* [TEXT SECTION]
────────────────────
Could the process described in the video:
Cutting a single project larger your laser (pass-through version) - YouTube
be used in a xTool D1 laser unit?
Could the process described in the video:
Yes. That technique should work fine with any laser. However, you’ll need to find a way to have the work material be able to span an area larger than your laser frame and stay in focus.
For the D1 you may be able to elevate the legs. Or if the material can pass under the frame then you’re fine. You’ll need to make sure you have enough adjustability for the focus height as well.
Thanks a lot. I hope that will work. It seems there are not too much experience in this application and the joint use of the D1 and LB at this time. I’ll try that as soon as I get the D1 delivered.
The necessary changes to D1 firmware enabling LightBurn to work are all very recent and they’ve made a couple of revisions to the firmware since then. Seems xTool has worked out most of the issues with the firmware at this point.
However, in terms of Print and Cut it should work the same way as it does for every other laser so you should be fine.
Well either I am missing something or this large area idea does not work with the D1.
This is what I got so far, which actually doesn’t seem to be related to the D1, but it may be.
Just for the sake of testing, and considering the key part to align a large piece is to tell the LB where the target positions are, I just draw a 80 x 80 mm box and draw two circles as targets, separated 60mm from each other. Then I manually (physically) moved the laser to one position in the unit, selected it as the first target position. Again, I moved the laser to another location, selected the second circle in LB as the second target position, but I got a message saying “insufficient separation between targets”. I am using LB 1.0.06, Lasebox 1.2.0, and D1 FW 40.30.002.01.B1.
Can you help me, please?
There’s nothing that relies on specific capabilities of the D1 for this to work.
Are you using jogging controls to do this or manipulating by hand? This has to be done with jogging controls.
Also, you need to be using Absolute Coords if you are not now.
You may want to review these steps that Oz documented as it’s a good explanation of the steps required.
As I thought. I was missing something. I was not using the jog. Now it looks good. Thank you very much for your help.
Now that it seems I got a hand on it, the results are not good at all. I have a curiosity to start with. According to the video, once I select the first target, I get a red circle but when I go back to select the first target is not greyed. However, once I select the second target, then both are greyed. Not a big deal, but when something doe not work anything is suspicious. Now, here is the problem. I tried too many times, following the video, but I cannot get the work aligned. The targets in the second part are all over the place, not even consistently shifted. Again I hope I am missing something, but sure enough, I need help. I am running LB with an xTool D1. Attached are the files I try to align
Bottom test.lbrn2 (6.3 KB)
Top test.lbrn2 (6.4 KB)
. It seems to me that the system is ignoring the targets and drawing the second part as it is set in the LB base table
Provide 2 things please:
- a photo of the failed cut
- document step by step in as much detail as possible what you are doing.
Here are the procedure and pictures of each step.
The objective of the test is to verify that the system LB-xTool D1 is capable of producing cuts or engravings larger than the size of the bed.
As proof of concept, I split a rectangle into two parts and added a couple of crosshairs.
Just for background information, I will start with the configurations.
Test preparation shows the starting point of the job.
I open Top test and locate the board to be used in the machine. Top test marks are located towards the front of the machine.
Now, I send the laser to Home to have a reference point.
────────────────────
* [ENTRIES]
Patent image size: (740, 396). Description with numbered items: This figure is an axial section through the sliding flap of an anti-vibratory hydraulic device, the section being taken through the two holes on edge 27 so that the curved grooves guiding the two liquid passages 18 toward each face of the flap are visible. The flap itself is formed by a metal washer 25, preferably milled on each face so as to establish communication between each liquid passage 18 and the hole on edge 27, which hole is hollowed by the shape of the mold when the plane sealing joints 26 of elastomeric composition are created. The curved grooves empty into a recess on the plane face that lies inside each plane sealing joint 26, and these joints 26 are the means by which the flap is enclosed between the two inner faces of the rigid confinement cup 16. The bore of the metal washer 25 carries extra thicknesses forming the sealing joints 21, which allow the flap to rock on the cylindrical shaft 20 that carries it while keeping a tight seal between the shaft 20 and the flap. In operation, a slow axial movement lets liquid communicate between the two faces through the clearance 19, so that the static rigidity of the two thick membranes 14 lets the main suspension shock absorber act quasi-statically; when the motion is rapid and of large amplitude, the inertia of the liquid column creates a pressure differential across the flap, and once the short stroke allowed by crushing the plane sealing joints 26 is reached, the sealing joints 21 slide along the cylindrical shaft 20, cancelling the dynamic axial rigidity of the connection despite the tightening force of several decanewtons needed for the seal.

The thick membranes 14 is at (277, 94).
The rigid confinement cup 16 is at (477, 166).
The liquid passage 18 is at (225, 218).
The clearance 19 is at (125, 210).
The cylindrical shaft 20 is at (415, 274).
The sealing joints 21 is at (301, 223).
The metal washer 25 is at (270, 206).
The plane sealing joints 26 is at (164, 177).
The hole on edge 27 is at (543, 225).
────────────────────
* [TASK REQUIREMENTS] Please transcribe the laser forum thread from "As proof of" up to and including "of the job.", keeping its wording and punctuation unchanged.

* [TASK RESPONSE]
As proof of concept, I split a rectangle into two parts and added a couple of crosshairs.
Just for background information, I will start with the configurations.
Test preparation shows the starting point of the job.